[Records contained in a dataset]
——

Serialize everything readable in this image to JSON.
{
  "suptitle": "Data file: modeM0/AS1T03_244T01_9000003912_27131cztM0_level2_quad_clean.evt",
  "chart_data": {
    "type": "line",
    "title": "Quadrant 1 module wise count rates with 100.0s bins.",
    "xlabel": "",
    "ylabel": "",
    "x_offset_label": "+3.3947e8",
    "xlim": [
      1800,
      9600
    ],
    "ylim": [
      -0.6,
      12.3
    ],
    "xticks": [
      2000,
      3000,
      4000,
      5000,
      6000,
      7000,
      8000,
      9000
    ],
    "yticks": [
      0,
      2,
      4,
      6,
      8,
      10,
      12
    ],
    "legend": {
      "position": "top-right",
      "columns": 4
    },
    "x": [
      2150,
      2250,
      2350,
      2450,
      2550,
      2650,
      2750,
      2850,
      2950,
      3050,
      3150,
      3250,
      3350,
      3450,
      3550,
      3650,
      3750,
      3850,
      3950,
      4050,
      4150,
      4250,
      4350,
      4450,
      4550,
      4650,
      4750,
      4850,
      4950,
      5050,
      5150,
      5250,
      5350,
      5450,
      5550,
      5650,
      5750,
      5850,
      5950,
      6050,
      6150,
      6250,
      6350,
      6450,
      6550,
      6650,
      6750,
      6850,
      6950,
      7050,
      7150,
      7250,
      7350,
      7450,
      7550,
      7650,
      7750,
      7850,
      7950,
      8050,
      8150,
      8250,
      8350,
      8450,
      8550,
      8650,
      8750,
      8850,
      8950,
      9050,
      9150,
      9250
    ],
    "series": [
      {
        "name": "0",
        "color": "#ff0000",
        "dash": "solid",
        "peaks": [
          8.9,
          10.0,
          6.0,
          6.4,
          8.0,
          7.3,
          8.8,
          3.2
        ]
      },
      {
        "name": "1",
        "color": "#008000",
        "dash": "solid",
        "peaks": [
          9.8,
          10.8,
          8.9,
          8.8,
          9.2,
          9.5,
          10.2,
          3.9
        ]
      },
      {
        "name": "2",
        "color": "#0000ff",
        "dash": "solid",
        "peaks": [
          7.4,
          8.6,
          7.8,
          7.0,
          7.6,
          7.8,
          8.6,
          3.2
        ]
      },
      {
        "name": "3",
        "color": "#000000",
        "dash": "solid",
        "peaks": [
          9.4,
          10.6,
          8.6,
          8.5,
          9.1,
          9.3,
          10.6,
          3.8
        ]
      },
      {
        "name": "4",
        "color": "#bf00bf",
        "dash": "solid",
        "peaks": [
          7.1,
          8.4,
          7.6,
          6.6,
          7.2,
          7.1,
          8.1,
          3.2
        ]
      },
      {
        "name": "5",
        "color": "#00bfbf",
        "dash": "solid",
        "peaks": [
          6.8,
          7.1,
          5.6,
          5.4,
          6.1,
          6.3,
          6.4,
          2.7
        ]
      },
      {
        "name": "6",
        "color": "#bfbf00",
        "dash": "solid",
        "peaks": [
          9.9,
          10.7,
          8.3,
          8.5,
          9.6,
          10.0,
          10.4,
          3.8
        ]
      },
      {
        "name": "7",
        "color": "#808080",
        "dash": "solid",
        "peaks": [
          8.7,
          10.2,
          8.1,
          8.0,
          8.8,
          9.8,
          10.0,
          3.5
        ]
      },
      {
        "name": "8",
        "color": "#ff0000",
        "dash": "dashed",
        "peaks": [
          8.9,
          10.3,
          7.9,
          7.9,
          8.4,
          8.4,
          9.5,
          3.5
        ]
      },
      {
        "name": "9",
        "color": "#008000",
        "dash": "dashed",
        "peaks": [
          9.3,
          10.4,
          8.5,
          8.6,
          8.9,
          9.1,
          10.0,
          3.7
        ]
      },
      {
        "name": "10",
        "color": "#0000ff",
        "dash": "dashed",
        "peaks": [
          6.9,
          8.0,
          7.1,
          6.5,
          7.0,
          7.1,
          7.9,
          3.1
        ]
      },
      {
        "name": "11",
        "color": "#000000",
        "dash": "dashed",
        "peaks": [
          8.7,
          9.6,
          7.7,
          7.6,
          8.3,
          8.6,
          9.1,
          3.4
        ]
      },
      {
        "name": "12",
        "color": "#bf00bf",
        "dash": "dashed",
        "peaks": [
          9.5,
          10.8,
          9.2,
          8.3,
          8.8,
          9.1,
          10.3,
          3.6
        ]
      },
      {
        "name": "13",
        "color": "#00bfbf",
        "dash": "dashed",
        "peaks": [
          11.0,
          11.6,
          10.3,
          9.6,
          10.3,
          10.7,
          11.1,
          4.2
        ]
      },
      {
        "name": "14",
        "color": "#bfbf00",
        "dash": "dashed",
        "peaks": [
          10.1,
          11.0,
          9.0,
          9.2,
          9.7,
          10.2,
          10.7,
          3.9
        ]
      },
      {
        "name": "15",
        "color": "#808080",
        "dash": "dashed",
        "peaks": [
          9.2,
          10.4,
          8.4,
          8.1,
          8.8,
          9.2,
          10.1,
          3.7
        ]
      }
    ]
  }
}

——

→ **Written exercise**:
Each entry above is to be set down again in exactly the same words.

→ **Solution to this problem**:
Serialize everything readable in this image to JSON.
{
  "suptitle": "Data file: modeM0/AS1T03_244T01_9000003912_27131cztM0_level2_quad_clean.evt",
  "chart_data": {
    "type": "line",
    "title": "Quadrant 1 module wise count rates with 100.0s bins.",
    "xlabel": "",
    "ylabel": "",
    "x_offset_label": "+3.3947e8",
    "xlim": [
      1800,
      9600
    ],
    "ylim": [
      -0.6,
      12.3
    ],
    "xticks": [
      2000,
      3000,
      4000,
      5000,
      6000,
      7000,
      8000,
      9000
    ],
    "yticks": [
      0,
      2,
      4,
      6,
      8,
      10,
      12
    ],
    "legend": {
      "position": "top-right",
      "columns": 4
    },
    "x": [
      2150,
      2250,
      2350,
      2450,
      2550,
      2650,
      2750,
      2850,
      2950,
      3050,
      3150,
      3250,
      3350,
      3450,
      3550,
      3650,
      3750,
      3850,
      3950,
      4050,
      4150,
      4250,
      4350,
      4450,
      4550,
      4650,
      4750,
      4850,
      4950,
      5050,
      5150,
      5250,
      5350,
      5450,
      5550,
      5650,
      5750,
      5850,
      5950,
      6050,
      6150,
      6250,
      6350,
      6450,
      6550,
      6650,
      6750,
      6850,
      6950,
      7050,
      7150,
      7250,
      7350,
      7450,
      7550,
      7650,
      7750,
      7850,
      7950,
      8050,
      8150,
      8250,
      8350,
      8450,
      8550,
      8650,
      8750,
      8850,
      8950,
      9050,
      9150,
      9250
    ],
    "series": [
      {
        "name": "0",
        "color": "#ff0000",
        "dash": "solid",
        "peaks": [
          8.9,
          10.0,
          6.0,
          6.4,
          8.0,
          7.3,
          8.8,
          3.2
        ]
      },
      {
        "name": "1",
        "color": "#008000",
        "dash": "solid",
        "peaks": [
          9.8,
          10.8,
          8.9,
          8.8,
          9.2,
          9.5,
          10.2,
          3.9
        ]
      },
      {
        "name": "2",
        "color": "#0000ff",
        "dash": "solid",
        "peaks": [
          7.4,
          8.6,
          7.8,
          7.0,
          7.6,
          7.8,
          8.6,
          3.2
        ]
      },
      {
        "name": "3",
        "color": "#000000",
        "dash": "solid",
        "peaks": [
          9.4,
          10.6,
          8.6,
          8.5,
          9.1,
          9.3,
          10.6,
          3.8
        ]
      },
      {
        "name": "4",
        "color": "#bf00bf",
        "dash": "solid",
        "peaks": [
          7.1,
          8.4,
          7.6,
          6.6,
          7.2,
          7.1,
          8.1,
          3.2
        ]
      },
      {
        "name": "5",
        "color": "#00bfbf",
        "dash": "solid",
        "peaks": [
          6.8,
          7.1,
          5.6,
          5.4,
          6.1,
          6.3,
          6.4,
          2.7
        ]
      },
      {
        "name": "6",
        "color": "#bfbf00",
        "dash": "solid",
        "peaks": [
          9.9,
          10.7,
          8.3,
          8.5,
          9.6,
          10.0,
          10.4,
          3.8
        ]
      },
      {
        "name": "7",
        "color": "#808080",
        "dash": "solid",
        "peaks": [
          8.7,
          10.2,
          8.1,
          8.0,
          8.8,
          9.8,
          10.0,
          3.5
        ]
      },
      {
        "name": "8",
        "color": "#ff0000",
        "dash": "dashed",
        "peaks": [
          8.9,
          10.3,
          7.9,
          7.9,
          8.4,
          8.4,
          9.5,
          3.5
        ]
      },
      {
        "name": "9",
        "color": "#008000",
        "dash": "dashed",
        "peaks": [
          9.3,
          10.4,
          8.5,
          8.6,
          8.9,
          9.1,
          10.0,
          3.7
        ]
      },
      {
        "name": "10",
        "color": "#0000ff",
        "dash": "dashed",
        "peaks": [
          6.9,
          8.0,
          7.1,
          6.5,
          7.0,
          7.1,
          7.9,
          3.1
        ]
      },
      {
        "name": "11",
        "color": "#000000",
        "dash": "dashed",
        "peaks": [
          8.7,
          9.6,
          7.7,
          7.6,
          8.3,
          8.6,
          9.1,
          3.4
        ]
      },
      {
        "name": "12",
        "color": "#bf00bf",
        "dash": "dashed",
        "peaks": [
          9.5,
          10.8,
          9.2,
          8.3,
          8.8,
          9.1,
          10.3,
          3.6
        ]
      },
      {
        "name": "13",
        "color": "#00bfbf",
        "dash": "dashed",
        "peaks": [
          11.0,
          11.6,
          10.3,
          9.6,
          10.3,
          10.7,
          11.1,
          4.2
        ]
      },
      {
        "name": "14",
        "color": "#bfbf00",
        "dash": "dashed",
        "peaks": [
          10.1,
          11.0,
          9.0,
          9.2,
          9.7,
          10.2,
          10.7,
          3.9
        ]
      },
      {
        "name": "15",
        "color": "#808080",
        "dash": "dashed",
        "peaks": [
          9.2,
          10.4,
          8.4,
          8.1,
          8.8,
          9.2,
          10.1,
          3.7
        ]
      }
    ]
  }
}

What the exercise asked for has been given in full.